[DATA LISTING]
************

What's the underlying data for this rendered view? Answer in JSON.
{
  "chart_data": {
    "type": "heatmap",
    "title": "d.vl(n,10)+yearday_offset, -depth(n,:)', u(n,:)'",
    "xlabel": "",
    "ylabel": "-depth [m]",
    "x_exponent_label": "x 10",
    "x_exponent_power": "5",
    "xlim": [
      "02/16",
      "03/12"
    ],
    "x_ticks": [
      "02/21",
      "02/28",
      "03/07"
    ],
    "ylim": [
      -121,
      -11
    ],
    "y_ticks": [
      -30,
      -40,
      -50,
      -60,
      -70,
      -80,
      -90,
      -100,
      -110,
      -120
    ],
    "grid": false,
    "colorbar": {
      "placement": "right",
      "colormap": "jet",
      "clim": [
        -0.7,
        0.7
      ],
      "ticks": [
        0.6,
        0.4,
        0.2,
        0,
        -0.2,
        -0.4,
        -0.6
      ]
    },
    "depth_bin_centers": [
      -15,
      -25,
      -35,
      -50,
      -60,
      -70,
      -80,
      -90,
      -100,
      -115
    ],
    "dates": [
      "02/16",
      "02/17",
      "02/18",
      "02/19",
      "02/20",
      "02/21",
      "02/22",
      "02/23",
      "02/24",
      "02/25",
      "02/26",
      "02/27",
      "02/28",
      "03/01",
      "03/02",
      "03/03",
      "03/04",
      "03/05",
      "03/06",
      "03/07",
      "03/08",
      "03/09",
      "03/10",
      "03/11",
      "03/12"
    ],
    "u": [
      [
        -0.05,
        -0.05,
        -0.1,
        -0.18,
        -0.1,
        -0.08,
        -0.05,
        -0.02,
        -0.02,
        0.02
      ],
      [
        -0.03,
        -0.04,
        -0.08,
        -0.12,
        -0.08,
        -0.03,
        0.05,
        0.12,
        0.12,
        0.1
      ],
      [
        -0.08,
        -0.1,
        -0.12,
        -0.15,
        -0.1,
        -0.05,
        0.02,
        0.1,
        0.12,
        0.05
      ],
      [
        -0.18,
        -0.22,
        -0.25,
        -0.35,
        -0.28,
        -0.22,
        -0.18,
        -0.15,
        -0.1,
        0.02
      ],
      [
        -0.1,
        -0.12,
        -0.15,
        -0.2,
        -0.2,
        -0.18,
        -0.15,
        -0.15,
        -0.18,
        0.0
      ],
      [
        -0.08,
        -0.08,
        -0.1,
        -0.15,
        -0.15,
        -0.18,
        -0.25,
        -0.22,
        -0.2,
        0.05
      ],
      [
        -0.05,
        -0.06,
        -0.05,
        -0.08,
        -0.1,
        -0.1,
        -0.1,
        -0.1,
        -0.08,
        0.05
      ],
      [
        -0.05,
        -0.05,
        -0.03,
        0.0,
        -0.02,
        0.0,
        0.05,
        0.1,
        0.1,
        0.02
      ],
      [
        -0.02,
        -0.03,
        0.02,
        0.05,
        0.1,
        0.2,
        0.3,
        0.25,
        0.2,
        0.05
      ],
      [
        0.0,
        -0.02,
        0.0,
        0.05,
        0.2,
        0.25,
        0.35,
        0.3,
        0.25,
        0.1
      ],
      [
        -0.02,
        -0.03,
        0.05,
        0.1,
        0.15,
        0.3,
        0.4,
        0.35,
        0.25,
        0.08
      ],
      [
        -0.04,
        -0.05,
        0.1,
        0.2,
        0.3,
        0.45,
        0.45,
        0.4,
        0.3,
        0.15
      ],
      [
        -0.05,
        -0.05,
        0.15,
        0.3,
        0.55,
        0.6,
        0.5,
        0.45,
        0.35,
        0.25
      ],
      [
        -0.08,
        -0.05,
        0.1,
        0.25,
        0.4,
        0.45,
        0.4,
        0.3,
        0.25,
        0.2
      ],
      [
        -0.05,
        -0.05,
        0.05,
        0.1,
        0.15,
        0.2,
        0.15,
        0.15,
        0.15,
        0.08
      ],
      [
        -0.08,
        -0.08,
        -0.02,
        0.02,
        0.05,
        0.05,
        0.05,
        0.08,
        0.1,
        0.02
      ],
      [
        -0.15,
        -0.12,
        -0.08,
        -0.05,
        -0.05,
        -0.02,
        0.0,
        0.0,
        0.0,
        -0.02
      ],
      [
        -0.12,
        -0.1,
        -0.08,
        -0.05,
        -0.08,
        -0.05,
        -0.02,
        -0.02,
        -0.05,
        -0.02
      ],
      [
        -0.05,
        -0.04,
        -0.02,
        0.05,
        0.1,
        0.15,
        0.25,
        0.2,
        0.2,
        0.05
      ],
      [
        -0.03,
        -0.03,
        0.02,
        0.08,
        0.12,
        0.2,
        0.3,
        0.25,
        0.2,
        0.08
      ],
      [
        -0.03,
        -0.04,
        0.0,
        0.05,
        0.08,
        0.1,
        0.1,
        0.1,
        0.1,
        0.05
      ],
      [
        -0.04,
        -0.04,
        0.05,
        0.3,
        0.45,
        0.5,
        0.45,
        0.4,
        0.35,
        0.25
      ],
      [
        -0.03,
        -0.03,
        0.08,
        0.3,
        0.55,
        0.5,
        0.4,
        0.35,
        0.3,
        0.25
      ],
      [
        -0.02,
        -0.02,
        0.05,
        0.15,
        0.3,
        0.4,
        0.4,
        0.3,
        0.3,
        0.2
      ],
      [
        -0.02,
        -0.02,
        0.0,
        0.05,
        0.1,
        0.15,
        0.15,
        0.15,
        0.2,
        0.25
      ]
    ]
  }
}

************

[WRITTEN PROBLEM] Each line above must be printed exactly as it appears.

[SOLUTION TO THIS TASK]
What's the underlying data for this rendered view? Answer in JSON.
{
  "chart_data": {
    "type": "heatmap",
    "title": "d.vl(n,10)+yearday_offset, -depth(n,:)', u(n,:)'",
    "xlabel": "",
    "ylabel": "-depth [m]",
    "x_exponent_label": "x 10",
    "x_exponent_power": "5",
    "xlim": [
      "02/16",
      "03/12"
    ],
    "x_ticks": [
      "02/21",
      "02/28",
      "03/07"
    ],
    "ylim": [
      -121,
      -11
    ],
    "y_ticks": [
      -30,
      -40,
      -50,
      -60,
      -70,
      -80,
      -90,
      -100,
      -110,
      -120
    ],
    "grid": false,
    "colorbar": {
      "placement": "right",
      "colormap": "jet",
      "clim": [
        -0.7,
        0.7
      ],
      "ticks": [
        0.6,
        0.4,
        0.2,
        0,
        -0.2,
        -0.4,
        -0.6
      ]
    },
    "depth_bin_centers": [
      -15,
      -25,
      -35,
      -50,
      -60,
      -70,
      -80,
      -90,
      -100,
      -115
    ],
    "dates": [
      "02/16",
      "02/17",
      "02/18",
      "02/19",
      "02/20",
      "02/21",
      "02/22",
      "02/23",
      "02/24",
      "02/25",
      "02/26",
      "02/27",
      "02/28",
      "03/01",
      "03/02",
      "03/03",
      "03/04",
      "03/05",
      "03/06",
      "03/07",
      "03/08",
      "03/09",
      "03/10",
      "03/11",
      "03/12"
    ],
    "u": [
      [
        -0.05,
        -0.05,
        -0.1,
        -0.18,
        -0.1,
        -0.08,
        -0.05,
        -0.02,
        -0.02,
        0.02
      ],
      [
        -0.03,
        -0.04,
        -0.08,
        -0.12,
        -0.08,
        -0.03,
        0.05,
        0.12,
        0.12,
        0.1
      ],
      [
        -0.08,
        -0.1,
        -0.12,
        -0.15,
        -0.1,
        -0.05,
        0.02,
        0.1,
        0.12,
        0.05
      ],
      [
        -0.18,
        -0.22,
        -0.25,
        -0.35,
        -0.28,
        -0.22,
        -0.18,
        -0.15,
        -0.1,
        0.02
      ],
      [
        -0.1,
        -0.12,
        -0.15,
        -0.2,
        -0.2,
        -0.18,
        -0.15,
        -0.15,
        -0.18,
        0.0
      ],
      [
        -0.08,
        -0.08,
        -0.1,
        -0.15,
        -0.15,
        -0.18,
        -0.25,
        -0.22,
        -0.2,
        0.05
      ],
      [
        -0.05,
        -0.06,
        -0.05,
        -0.08,
        -0.1,
        -0.1,
        -0.1,
        -0.1,
        -0.08,
        0.05
      ],
      [
        -0.05,
        -0.05,
        -0.03,
        0.0,
        -0.02,
        0.0,
        0.05,
        0.1,
        0.1,
        0.02
      ],
      [
        -0.02,
        -0.03,
        0.02,
        0.05,
        0.1,
        0.2,
        0.3,
        0.25,
        0.2,
        0.05
      ],
      [
        0.0,
        -0.02,
        0.0,
        0.05,
        0.2,
        0.25,
        0.35,
        0.3,
        0.25,
        0.1
      ],
      [
        -0.02,
        -0.03,
        0.05,
        0.1,
        0.15,
        0.3,
        0.4,
        0.35,
        0.25,
        0.08
      ],
      [
        -0.04,
        -0.05,
        0.1,
        0.2,
        0.3,
        0.45,
        0.45,
        0.4,
        0.3,
        0.15
      ],
      [
        -0.05,
        -0.05,
        0.15,
        0.3,
        0.55,
        0.6,
        0.5,
        0.45,
        0.35,
        0.25
      ],
      [
        -0.08,
        -0.05,
        0.1,
        0.25,
        0.4,
        0.45,
        0.4,
        0.3,
        0.25,
        0.2
      ],
      [
        -0.05,
        -0.05,
        0.05,
        0.1,
        0.15,
        0.2,
        0.15,
        0.15,
        0.15,
        0.08
      ],
      [
        -0.08,
        -0.08,
        -0.02,
        0.02,
        0.05,
        0.05,
        0.05,
        0.08,
        0.1,
        0.02
      ],
      [
        -0.15,
        -0.12,
        -0.08,
        -0.05,
        -0.05,
        -0.02,
        0.0,
        0.0,
        0.0,
        -0.02
      ],
      [
        -0.12,
        -0.1,
        -0.08,
        -0.05,
        -0.08,
        -0.05,
        -0.02,
        -0.02,
        -0.05,
        -0.02
      ],
      [
        -0.05,
        -0.04,
        -0.02,
        0.05,
        0.1,
        0.15,
        0.25,
        0.2,
        0.2,
        0.05
      ],
      [
        -0.03,
        -0.03,
        0.02,
        0.08,
        0.12,
        0.2,
        0.3,
        0.25,
        0.2,
        0.08
      ],
      [
        -0.03,
        -0.04,
        0.0,
        0.05,
        0.08,
        0.1,
        0.1,
        0.1,
        0.1,
        0.05
      ],
      [
        -0.04,
        -0.04,
        0.05,
        0.3,
        0.45,
        0.5,
        0.45,
        0.4,
        0.35,
        0.25
      ],
      [
        -0.03,
        -0.03,
        0.08,
        0.3,
        0.55,
        0.5,
        0.4,
        0.35,
        0.3,
        0.25
      ],
      [
        -0.02,
        -0.02,
        0.05,
        0.15,
        0.3,
        0.4,
        0.4,
        0.3,
        0.3,
        0.2
      ],
      [
        -0.02,
        -0.02,
        0.0,
        0.05,
        0.1,
        0.15,
        0.15,
        0.15,
        0.2,
        0.25
      ]
    ]
  }
}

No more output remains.